## EXERCISE INPUT:

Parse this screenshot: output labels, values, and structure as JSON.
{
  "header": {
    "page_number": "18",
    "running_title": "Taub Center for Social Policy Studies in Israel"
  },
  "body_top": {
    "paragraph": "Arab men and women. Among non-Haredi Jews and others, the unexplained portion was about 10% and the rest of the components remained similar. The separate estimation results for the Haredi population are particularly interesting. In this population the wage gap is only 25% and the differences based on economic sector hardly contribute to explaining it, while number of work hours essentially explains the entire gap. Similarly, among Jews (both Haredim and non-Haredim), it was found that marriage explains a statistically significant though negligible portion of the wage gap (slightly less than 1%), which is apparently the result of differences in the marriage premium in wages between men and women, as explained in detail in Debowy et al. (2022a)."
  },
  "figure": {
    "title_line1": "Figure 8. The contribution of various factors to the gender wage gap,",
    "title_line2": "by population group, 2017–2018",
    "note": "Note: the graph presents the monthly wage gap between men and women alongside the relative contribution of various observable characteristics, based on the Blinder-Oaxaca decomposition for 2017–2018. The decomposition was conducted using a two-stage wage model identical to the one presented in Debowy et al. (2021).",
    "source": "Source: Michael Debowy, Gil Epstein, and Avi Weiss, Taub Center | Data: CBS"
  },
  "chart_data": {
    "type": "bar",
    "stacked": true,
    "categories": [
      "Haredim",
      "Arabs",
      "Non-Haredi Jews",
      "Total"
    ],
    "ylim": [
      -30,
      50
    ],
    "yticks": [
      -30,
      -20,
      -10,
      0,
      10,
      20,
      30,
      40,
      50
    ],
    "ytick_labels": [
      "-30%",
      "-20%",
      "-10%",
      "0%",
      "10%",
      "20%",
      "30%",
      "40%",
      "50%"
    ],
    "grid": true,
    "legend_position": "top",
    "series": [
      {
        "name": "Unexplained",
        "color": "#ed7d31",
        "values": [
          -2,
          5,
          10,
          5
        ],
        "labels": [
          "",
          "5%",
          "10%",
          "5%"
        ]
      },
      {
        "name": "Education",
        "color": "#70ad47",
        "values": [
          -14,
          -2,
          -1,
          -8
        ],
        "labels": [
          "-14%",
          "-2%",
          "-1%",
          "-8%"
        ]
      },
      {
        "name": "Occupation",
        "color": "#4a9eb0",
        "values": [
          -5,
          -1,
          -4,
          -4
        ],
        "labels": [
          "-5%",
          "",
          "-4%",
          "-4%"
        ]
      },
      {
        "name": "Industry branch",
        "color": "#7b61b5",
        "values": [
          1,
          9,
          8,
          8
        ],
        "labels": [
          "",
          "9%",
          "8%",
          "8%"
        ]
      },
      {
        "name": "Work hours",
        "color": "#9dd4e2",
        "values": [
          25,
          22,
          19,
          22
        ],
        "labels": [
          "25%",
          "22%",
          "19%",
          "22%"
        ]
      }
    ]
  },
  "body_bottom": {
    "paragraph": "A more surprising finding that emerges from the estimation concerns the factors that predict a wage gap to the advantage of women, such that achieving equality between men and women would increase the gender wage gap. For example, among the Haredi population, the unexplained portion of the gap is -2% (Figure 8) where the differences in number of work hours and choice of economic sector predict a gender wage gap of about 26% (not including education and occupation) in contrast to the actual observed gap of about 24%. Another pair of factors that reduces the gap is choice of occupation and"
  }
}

## SHORT EXERCISE:
Write out all the records above again, exactly as they stand.

## WORKED SOLUTION:
Parse this screenshot: output labels, values, and structure as JSON.
{
  "header": {
    "page_number": "18",
    "running_title": "Taub Center for Social Policy Studies in Israel"
  },
  "body_top": {
    "paragraph": "Arab men and women. Among non-Haredi Jews and others, the unexplained portion was about 10% and the rest of the components remained similar. The separate estimation results for the Haredi population are particularly interesting. In this population the wage gap is only 25% and the differences based on economic sector hardly contribute to explaining it, while number of work hours essentially explains the entire gap. Similarly, among Jews (both Haredim and non-Haredim), it was found that marriage explains a statistically significant though negligible portion of the wage gap (slightly less than 1%), which is apparently the result of differences in the marriage premium in wages between men and women, as explained in detail in Debowy et al. (2022a)."
  },
  "figure": {
    "title_line1": "Figure 8. The contribution of various factors to the gender wage gap,",
    "title_line2": "by population group, 2017–2018",
    "note": "Note: the graph presents the monthly wage gap between men and women alongside the relative contribution of various observable characteristics, based on the Blinder-Oaxaca decomposition for 2017–2018. The decomposition was conducted using a two-stage wage model identical to the one presented in Debowy et al. (2021).",
    "source": "Source: Michael Debowy, Gil Epstein, and Avi Weiss, Taub Center | Data: CBS"
  },
  "chart_data": {
    "type": "bar",
    "stacked": true,
    "categories": [
      "Haredim",
      "Arabs",
      "Non-Haredi Jews",
      "Total"
    ],
    "ylim": [
      -30,
      50
    ],
    "yticks": [
      -30,
      -20,
      -10,
      0,
      10,
      20,
      30,
      40,
      50
    ],
    "ytick_labels": [
      "-30%",
      "-20%",
      "-10%",
      "0%",
      "10%",
      "20%",
      "30%",
      "40%",
      "50%"
    ],
    "grid": true,
    "legend_position": "top",
    "series": [
      {
        "name": "Unexplained",
        "color": "#ed7d31",
        "values": [
          -2,
          5,
          10,
          5
        ],
        "labels": [
          "",
          "5%",
          "10%",
          "5%"
        ]
      },
      {
        "name": "Education",
        "color": "#70ad47",
        "values": [
          -14,
          -2,
          -1,
          -8
        ],
        "labels": [
          "-14%",
          "-2%",
          "-1%",
          "-8%"
        ]
      },
      {
        "name": "Occupation",
        "color": "#4a9eb0",
        "values": [
          -5,
          -1,
          -4,
          -4
        ],
        "labels": [
          "-5%",
          "",
          "-4%",
          "-4%"
        ]
      },
      {
        "name": "Industry branch",
        "color": "#7b61b5",
        "values": [
          1,
          9,
          8,
          8
        ],
        "labels": [
          "",
          "9%",
          "8%",
          "8%"
        ]
      },
      {
        "name": "Work hours",
        "color": "#9dd4e2",
        "values": [
          25,
          22,
          19,
          22
        ],
        "labels": [
          "25%",
          "22%",
          "19%",
          "22%"
        ]
      }
    ]
  },
  "body_bottom": {
    "paragraph": "A more surprising finding that emerges from the estimation concerns the factors that predict a wage gap to the advantage of women, such that achieving equality between men and women would increase the gender wage gap. For example, among the Haredi population, the unexplained portion of the gap is -2% (Figure 8) where the differences in number of work hours and choice of economic sector predict a gender wage gap of about 26% (not including education and occupation) in contrast to the actual observed gap of about 24%. Another pair of factors that reduces the gap is choice of occupation and"
  }
}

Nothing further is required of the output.